Reproduce the records below in their entirety, character for character.

━━ ROWS

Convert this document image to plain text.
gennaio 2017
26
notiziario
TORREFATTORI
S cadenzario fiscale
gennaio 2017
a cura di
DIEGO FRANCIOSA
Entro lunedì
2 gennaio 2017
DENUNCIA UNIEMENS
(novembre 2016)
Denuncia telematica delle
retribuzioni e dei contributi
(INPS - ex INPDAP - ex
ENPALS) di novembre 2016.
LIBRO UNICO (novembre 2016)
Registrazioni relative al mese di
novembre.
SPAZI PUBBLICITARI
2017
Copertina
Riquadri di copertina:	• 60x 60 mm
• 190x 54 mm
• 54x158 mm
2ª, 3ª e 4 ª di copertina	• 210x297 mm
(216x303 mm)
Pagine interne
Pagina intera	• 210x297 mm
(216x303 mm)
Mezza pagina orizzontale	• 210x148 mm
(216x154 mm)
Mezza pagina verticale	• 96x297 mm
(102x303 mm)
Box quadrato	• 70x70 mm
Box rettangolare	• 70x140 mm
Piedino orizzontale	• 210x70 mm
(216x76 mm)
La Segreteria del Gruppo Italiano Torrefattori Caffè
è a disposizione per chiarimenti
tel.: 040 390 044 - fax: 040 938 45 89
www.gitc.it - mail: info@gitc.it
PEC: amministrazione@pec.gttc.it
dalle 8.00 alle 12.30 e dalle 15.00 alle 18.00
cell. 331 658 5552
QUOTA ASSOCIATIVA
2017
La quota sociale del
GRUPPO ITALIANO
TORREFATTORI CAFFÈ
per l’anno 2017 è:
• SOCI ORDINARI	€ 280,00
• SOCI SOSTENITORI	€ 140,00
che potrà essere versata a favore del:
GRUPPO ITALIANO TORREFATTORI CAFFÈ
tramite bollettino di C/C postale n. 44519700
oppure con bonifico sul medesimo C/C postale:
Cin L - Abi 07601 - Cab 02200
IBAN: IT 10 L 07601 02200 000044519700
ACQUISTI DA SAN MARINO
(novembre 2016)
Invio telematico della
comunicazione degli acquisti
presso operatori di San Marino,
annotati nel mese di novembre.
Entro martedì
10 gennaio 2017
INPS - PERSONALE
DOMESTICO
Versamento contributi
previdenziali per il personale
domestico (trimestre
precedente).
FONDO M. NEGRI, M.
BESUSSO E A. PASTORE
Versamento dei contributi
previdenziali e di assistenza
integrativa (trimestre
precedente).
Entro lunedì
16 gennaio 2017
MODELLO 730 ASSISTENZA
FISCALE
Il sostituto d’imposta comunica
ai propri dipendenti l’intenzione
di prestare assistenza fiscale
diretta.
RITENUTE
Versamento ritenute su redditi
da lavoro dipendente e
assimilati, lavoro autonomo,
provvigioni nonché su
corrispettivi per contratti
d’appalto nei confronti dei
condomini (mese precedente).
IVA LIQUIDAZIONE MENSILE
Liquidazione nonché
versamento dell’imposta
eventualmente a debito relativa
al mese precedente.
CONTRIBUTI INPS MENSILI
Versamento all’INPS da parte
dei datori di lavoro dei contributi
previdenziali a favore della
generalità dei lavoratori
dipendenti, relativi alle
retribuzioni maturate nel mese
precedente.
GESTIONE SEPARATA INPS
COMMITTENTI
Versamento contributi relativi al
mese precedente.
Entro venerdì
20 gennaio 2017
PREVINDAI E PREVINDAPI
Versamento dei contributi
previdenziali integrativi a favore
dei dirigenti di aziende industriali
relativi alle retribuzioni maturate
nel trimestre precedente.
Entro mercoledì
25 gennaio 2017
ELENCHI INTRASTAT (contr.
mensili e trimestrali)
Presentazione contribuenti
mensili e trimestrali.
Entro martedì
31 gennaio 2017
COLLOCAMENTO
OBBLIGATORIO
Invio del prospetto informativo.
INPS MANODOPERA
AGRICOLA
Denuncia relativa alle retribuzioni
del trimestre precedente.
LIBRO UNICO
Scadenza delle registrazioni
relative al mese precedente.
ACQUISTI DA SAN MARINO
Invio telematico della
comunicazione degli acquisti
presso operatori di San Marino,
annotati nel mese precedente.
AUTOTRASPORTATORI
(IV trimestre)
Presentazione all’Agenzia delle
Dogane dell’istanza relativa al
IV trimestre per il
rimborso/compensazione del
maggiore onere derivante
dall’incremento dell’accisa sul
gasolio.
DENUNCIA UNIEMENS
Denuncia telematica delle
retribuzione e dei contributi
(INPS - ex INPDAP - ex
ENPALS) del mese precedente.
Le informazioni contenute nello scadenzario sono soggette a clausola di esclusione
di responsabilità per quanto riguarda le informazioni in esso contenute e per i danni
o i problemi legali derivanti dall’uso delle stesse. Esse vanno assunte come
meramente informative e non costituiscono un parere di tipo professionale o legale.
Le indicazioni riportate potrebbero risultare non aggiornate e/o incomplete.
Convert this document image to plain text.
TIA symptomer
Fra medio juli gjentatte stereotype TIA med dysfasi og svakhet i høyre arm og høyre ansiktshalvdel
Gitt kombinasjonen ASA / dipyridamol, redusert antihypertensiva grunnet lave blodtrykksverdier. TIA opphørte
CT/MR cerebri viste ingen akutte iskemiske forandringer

━━━━

## EXERCISE OUTPUT
Convert this document image to plain text.
gennaio 2017
26
notiziario
TORREFATTORI
S cadenzario fiscale
gennaio 2017
a cura di
DIEGO FRANCIOSA
Entro lunedì
2 gennaio 2017
DENUNCIA UNIEMENS
(novembre 2016)
Denuncia telematica delle
retribuzioni e dei contributi
(INPS - ex INPDAP - ex
ENPALS) di novembre 2016.
LIBRO UNICO (novembre 2016)
Registrazioni relative al mese di
novembre.
SPAZI PUBBLICITARI
2017
Copertina
Riquadri di copertina:	• 60x 60 mm
• 190x 54 mm
• 54x158 mm
2ª, 3ª e 4 ª di copertina	• 210x297 mm
(216x303 mm)
Pagine interne
Pagina intera	• 210x297 mm
(216x303 mm)
Mezza pagina orizzontale	• 210x148 mm
(216x154 mm)
Mezza pagina verticale	• 96x297 mm
(102x303 mm)
Box quadrato	• 70x70 mm
Box rettangolare	• 70x140 mm
Piedino orizzontale	• 210x70 mm
(216x76 mm)
La Segreteria del Gruppo Italiano Torrefattori Caffè
è a disposizione per chiarimenti
tel.: 040 390 044 - fax: 040 938 45 89
www.gitc.it - mail: info@gitc.it
PEC: amministrazione@pec.gttc.it
dalle 8.00 alle 12.30 e dalle 15.00 alle 18.00
cell. 331 658 5552
QUOTA ASSOCIATIVA
2017
La quota sociale del
GRUPPO ITALIANO
TORREFATTORI CAFFÈ
per l’anno 2017 è:
• SOCI ORDINARI	€ 280,00
• SOCI SOSTENITORI	€ 140,00
che potrà essere versata a favore del:
GRUPPO ITALIANO TORREFATTORI CAFFÈ
tramite bollettino di C/C postale n. 44519700
oppure con bonifico sul medesimo C/C postale:
Cin L - Abi 07601 - Cab 02200
IBAN: IT 10 L 07601 02200 000044519700
ACQUISTI DA SAN MARINO
(novembre 2016)
Invio telematico della
comunicazione degli acquisti
presso operatori di San Marino,
annotati nel mese di novembre.
Entro martedì
10 gennaio 2017
INPS - PERSONALE
DOMESTICO
Versamento contributi
previdenziali per il personale
domestico (trimestre
precedente).
FONDO M. NEGRI, M.
BESUSSO E A. PASTORE
Versamento dei contributi
previdenziali e di assistenza
integrativa (trimestre
precedente).
Entro lunedì
16 gennaio 2017
MODELLO 730 ASSISTENZA
FISCALE
Il sostituto d’imposta comunica
ai propri dipendenti l’intenzione
di prestare assistenza fiscale
diretta.
RITENUTE
Versamento ritenute su redditi
da lavoro dipendente e
assimilati, lavoro autonomo,
provvigioni nonché su
corrispettivi per contratti
d’appalto nei confronti dei
condomini (mese precedente).
IVA LIQUIDAZIONE MENSILE
Liquidazione nonché
versamento dell’imposta
eventualmente a debito relativa
al mese precedente.
CONTRIBUTI INPS MENSILI
Versamento all’INPS da parte
dei datori di lavoro dei contributi
previdenziali a favore della
generalità dei lavoratori
dipendenti, relativi alle
retribuzioni maturate nel mese
precedente.
GESTIONE SEPARATA INPS
COMMITTENTI
Versamento contributi relativi al
mese precedente.
Entro venerdì
20 gennaio 2017
PREVINDAI E PREVINDAPI
Versamento dei contributi
previdenziali integrativi a favore
dei dirigenti di aziende industriali
relativi alle retribuzioni maturate
nel trimestre precedente.
Entro mercoledì
25 gennaio 2017
ELENCHI INTRASTAT (contr.
mensili e trimestrali)
Presentazione contribuenti
mensili e trimestrali.
Entro martedì
31 gennaio 2017
COLLOCAMENTO
OBBLIGATORIO
Invio del prospetto informativo.
INPS MANODOPERA
AGRICOLA
Denuncia relativa alle retribuzioni
del trimestre precedente.
LIBRO UNICO
Scadenza delle registrazioni
relative al mese precedente.
ACQUISTI DA SAN MARINO
Invio telematico della
comunicazione degli acquisti
presso operatori di San Marino,
annotati nel mese precedente.
AUTOTRASPORTATORI
(IV trimestre)
Presentazione all’Agenzia delle
Dogane dell’istanza relativa al
IV trimestre per il
rimborso/compensazione del
maggiore onere derivante
dall’incremento dell’accisa sul
gasolio.
DENUNCIA UNIEMENS
Denuncia telematica delle
retribuzione e dei contributi
(INPS - ex INPDAP - ex
ENPALS) del mese precedente.
Le informazioni contenute nello scadenzario sono soggette a clausola di esclusione
di responsabilità per quanto riguarda le informazioni in esso contenute e per i danni
o i problemi legali derivanti dall’uso delle stesse. Esse vanno assunte come
meramente informative e non costituiscono un parere di tipo professionale o legale.
Le indicazioni riportate potrebbero risultare non aggiornate e/o incomplete.
Convert this document image to plain text.
TIA symptomer
Fra medio juli gjentatte stereotype TIA med dysfasi og svakhet i høyre arm og høyre ansiktshalvdel
Gitt kombinasjonen ASA / dipyridamol, redusert antihypertensiva grunnet lave blodtrykksverdier. TIA opphørte
CT/MR cerebri viste ingen akutte iskemiske forandringer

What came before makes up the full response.